Repeat all of the material below exactly as written, images excluded.

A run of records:
━━━━━━━━━━━━━━━━

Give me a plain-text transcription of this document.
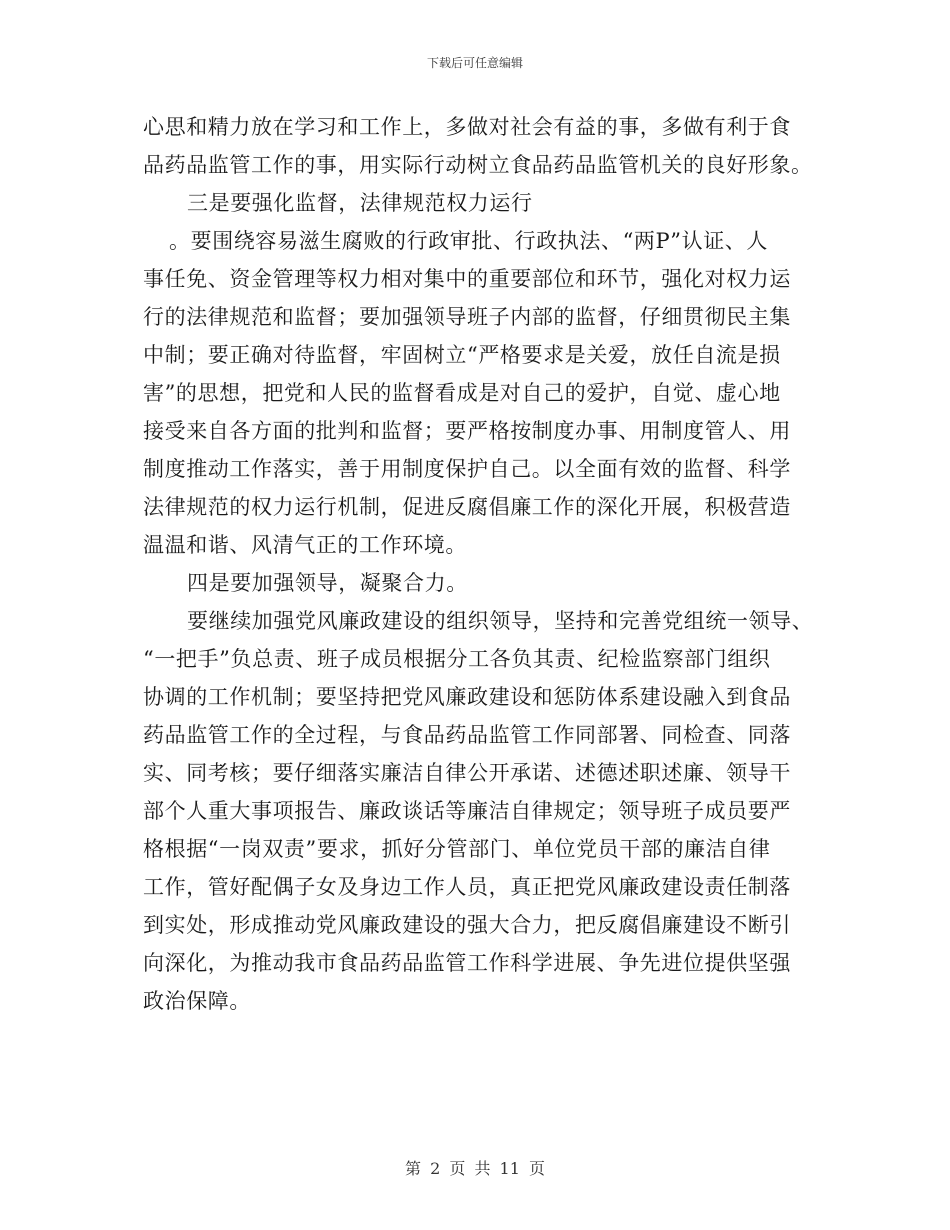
下载后可任意编辑
心思和精力放在学习和工作上，多做对社会有益的事，多做有利于食
品药品监管工作的事，用实际行动树立食品药品监管机关的良好形象。
三是要强化监督，法律规范权力运行
。要围绕容易滋生腐败的行政审批、行政执法、“两P”认证、人
事任免、资金管理等权力相对集中的重要部位和环节，强化对权力运
行的法律规范和监督；要加强领导班子内部的监督，仔细贯彻民主集
中制；要正确对待监督，牢固树立“严格要求是关爱，放任自流是损
害”的思想，把党和人民的监督看成是对自己的爱护，自觉、虚心地
接受来自各方面的批判和监督；要严格按制度办事、用制度管人、用
制度推动工作落实，善于用制度保护自己。以全面有效的监督、科学
法律规范的权力运行机制，促进反腐倡廉工作的深化开展，积极营造
温温和谐、风清气正的工作环境。
四是要加强领导，凝聚合力。
要继续加强党风廉政建设的组织领导，坚持和完善党组统一领导、
“一把手”负总责、班子成员根据分工各负其责、纪检监察部门组织
协调的工作机制；要坚持把党风廉政建设和惩防体系建设融入到食品
药品监管工作的全过程，与食品药品监管工作同部署、同检查、同落
实、同考核；要仔细落实廉洁自律公开承诺、述德述职述廉、领导干
部个人重大事项报告、廉政谈话等廉洁自律规定；领导班子成员要严
格根据“一岗双责”要求，抓好分管部门、单位党员干部的廉洁自律
工作，管好配偶子女及身边工作人员，真正把党风廉政建设责任制落
到实处，形成推动党风廉政建设的强大合力，把反腐倡廉建设不断引
向深化，为推动我市食品药品监管工作科学进展、争先进位提供坚强
政治保障。
第 2 页 共 11 页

━━━━━━━━━━━━━━━━

Written reply:
Give me a plain-text transcription of this document.
下载后可任意编辑
心思和精力放在学习和工作上，多做对社会有益的事，多做有利于食
品药品监管工作的事，用实际行动树立食品药品监管机关的良好形象。
三是要强化监督，法律规范权力运行
。要围绕容易滋生腐败的行政审批、行政执法、“两P”认证、人
事任免、资金管理等权力相对集中的重要部位和环节，强化对权力运
行的法律规范和监督；要加强领导班子内部的监督，仔细贯彻民主集
中制；要正确对待监督，牢固树立“严格要求是关爱，放任自流是损
害”的思想，把党和人民的监督看成是对自己的爱护，自觉、虚心地
接受来自各方面的批判和监督；要严格按制度办事、用制度管人、用
制度推动工作落实，善于用制度保护自己。以全面有效的监督、科学
法律规范的权力运行机制，促进反腐倡廉工作的深化开展，积极营造
温温和谐、风清气正的工作环境。
四是要加强领导，凝聚合力。
要继续加强党风廉政建设的组织领导，坚持和完善党组统一领导、
“一把手”负总责、班子成员根据分工各负其责、纪检监察部门组织
协调的工作机制；要坚持把党风廉政建设和惩防体系建设融入到食品
药品监管工作的全过程，与食品药品监管工作同部署、同检查、同落
实、同考核；要仔细落实廉洁自律公开承诺、述德述职述廉、领导干
部个人重大事项报告、廉政谈话等廉洁自律规定；领导班子成员要严
格根据“一岗双责”要求，抓好分管部门、单位党员干部的廉洁自律
工作，管好配偶子女及身边工作人员，真正把党风廉政建设责任制落
到实处，形成推动党风廉政建设的强大合力，把反腐倡廉建设不断引
向深化，为推动我市食品药品监管工作科学进展、争先进位提供坚强
政治保障。
第 2 页 共 11 页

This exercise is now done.